#### SUPPLIED RECORDS ####

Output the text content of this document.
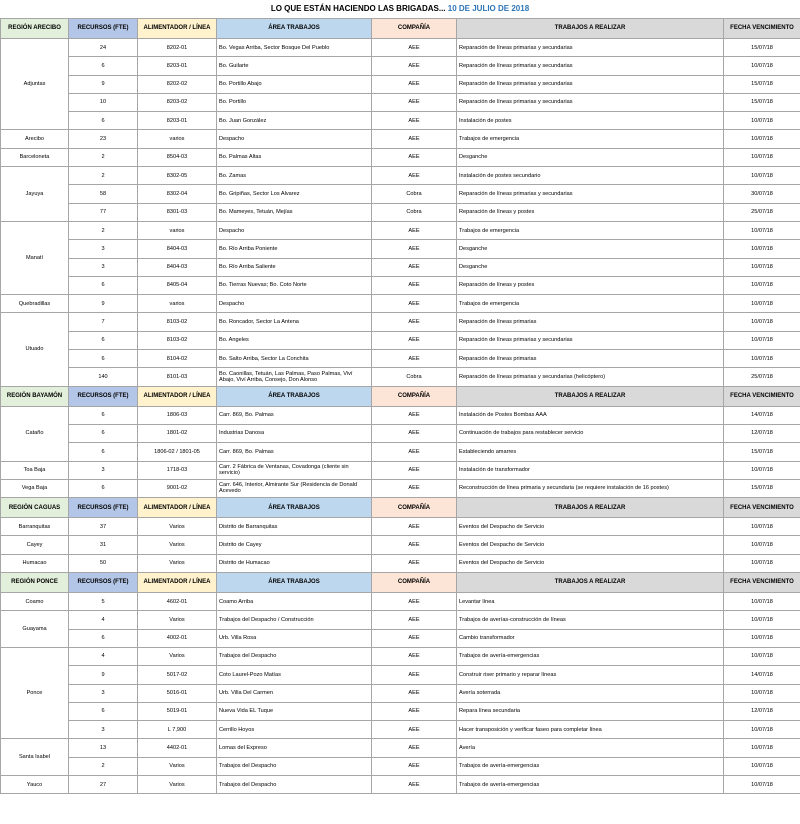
LO QUE ESTÁN HACIENDO LAS BRIGADAS... 10 DE JULIO DE 2018
REGIÓN ARECIBO	RECURSOS (FTE)	ALIMENTADOR / LÍNEA	ÁREA TRABAJOS	COMPAÑÍA	TRABAJOS A REALIZAR	FECHA VENCIMIENTO
Adjuntas	24	8202-01	Bo. Vegas Arriba, Sector Bosque Del Pueblo	AEE	Reparación de líneas primarias y secundarias	15/07/18
	6	8203-01	Bo. Guilarte	AEE	Reparación de líneas primarias y secundarias	10/07/18
	9	8202-02	Bo. Portillo Abajo	AEE	Reparación de líneas primarias y secundarias	15/07/18
	10	8203-02	Bo. Portillo	AEE	Reparación de líneas primarias y secundarias	15/07/18
	6	8203-01	Bo. Juan González	AEE	Instalación de postes	10/07/18
Arecibo	23	varios	Despacho	AEE	Trabajos de emergencia	10/07/18
Barceloneta	2	8504-03	Bo. Palmas Altas	AEE	Desganche	10/07/18
Jayuya	2	8302-05	Bo. Zamas	AEE	Instalación de postes secundario	10/07/18
	58	8302-04	Bo. Gripiñas, Sector Los Alvarez	Cobra	Reparación de líneas primarias y secundarias	30/07/18
	77	8301-03	Bo. Mameyes, Tetuán, Mejías	Cobra	Reparación de líneas y postes	25/07/18
Manatí	2	varios	Despacho	AEE	Trabajos de emergencia	10/07/18
	3	8404-03	Bo. Río Arriba Poniente	AEE	Desganche	10/07/18
	3	8404-03	Bo. Río Arriba Saliente	AEE	Desganche	10/07/18
	6	8405-04	Bo. Tierras Nuevas; Bo. Coto Norte	AEE	Reparación de líneas y postes	10/07/18
Quebradillas	9	varios	Despacho	AEE	Trabajos de emergencia	10/07/18
Utuado	7	8103-02	Bo. Roncador, Sector La Antena	AEE	Reparación de líneas primarias	10/07/18
	6	8103-02	Bo. Angeles	AEE	Reparación de líneas primarias y secundarias	10/07/18
	6	8104-02	Bo. Salto Arriba, Sector La Conchita	AEE	Reparación de líneas primarias	10/07/18
	140	8101-03	Bo. Caonillas, Tetuán, Las Palmas, Paso Palmas, Viví Abajo, Viví Arriba, Consejo, Don Alonso	Cobra	Reparación de líneas primarias y secundarias (helicóptero)	25/07/18
REGIÓN BAYAMÓN	RECURSOS (FTE)	ALIMENTADOR / LÍNEA	ÁREA TRABAJOS	COMPAÑÍA	TRABAJOS A REALIZAR	FECHA VENCIMIENTO
Cataño	6	1806-03	Carr. 869, Bo. Palmas	AEE	Instalación de Postes Bombas AAA	14/07/18
	6	1801-02	Industrias Danosa	AEE	Continuación de trabajos para restablecer servicio	12/07/18
	6	1806-02 / 1801-05	Carr. 869, Bo. Palmas	AEE	Estableciendo amarres	15/07/18
Toa Baja	3	1718-03	Carr. 2 Fábrica de Ventanas, Covadonga (cliente sin servicio)	AEE	Instalación de transformador	10/07/18
Vega Baja	6	9001-02	Carr. 646, Interior, Almirante Sur (Residencia de Donald Acevedo	AEE	Reconstrucción de línea primaria y secundaria (se requiere instalación de 16 postes)	15/07/18
REGIÓN CAGUAS	RECURSOS (FTE)	ALIMENTADOR / LÍNEA	ÁREA TRABAJOS	COMPAÑÍA	TRABAJOS A REALIZAR	FECHA VENCIMIENTO
Barranquitas	37	Varios	Distrito de Barranquitas	AEE	Eventos del Despacho de Servicio	10/07/18
Cayey	31	Varios	Distrito de Cayey	AEE	Eventos del Despacho de Servicio	10/07/18
Humacao	50	Varios	Distrito de Humacao	AEE	Eventos del Despacho de Servicio	10/07/18
REGIÓN PONCE	RECURSOS (FTE)	ALIMENTADOR / LÍNEA	ÁREA TRABAJOS	COMPAÑÍA	TRABAJOS A REALIZAR	FECHA VENCIMIENTO
Coamo	5	4602-01	Coamo Arriba	AEE	Levantar línea	10/07/18
Guayama	4	Varios	Trabajos del Despacho / Construcción	AEE	Trabajos de averías-construcción de líneas	10/07/18
	6	4002-01	Urb. Villa Rosa	AEE	Cambio transformador	10/07/18
Ponce	4	Varios	Trabajos del Despacho	AEE	Trabajos de avería-emergencias	10/07/18
	9	5017-02	Coto Laurel-Pozo Matías	AEE	Construir riser primario y reparar líneas	14/07/18
	3	5016-01	Urb. Villa Del Carmen	AEE	Avería soterrada	10/07/18
	6	5019-01	Nueva Vida EL Tuque	AEE	Repara línea secundaria	12/07/18
	3	L 7,900	Cerrillo Hoyos	AEE	Hacer transposición y verificar faseo para completar línea	10/07/18
Santa Isabel	13	4402-01	Lomas del Expreso	AEE	Avería	10/07/18
	2	Varios	Trabajos del Despacho	AEE	Trabajos de avería-emergencias	10/07/18
Yauco	27	Varios	Trabajos del Despacho	AEE	Trabajos de avería-emergencias	10/07/18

####

### SET PROBLEM
Give the number of lines in the records above that contain the word "primarias". Reply with that number alone.

### WORKED SOLUTION
9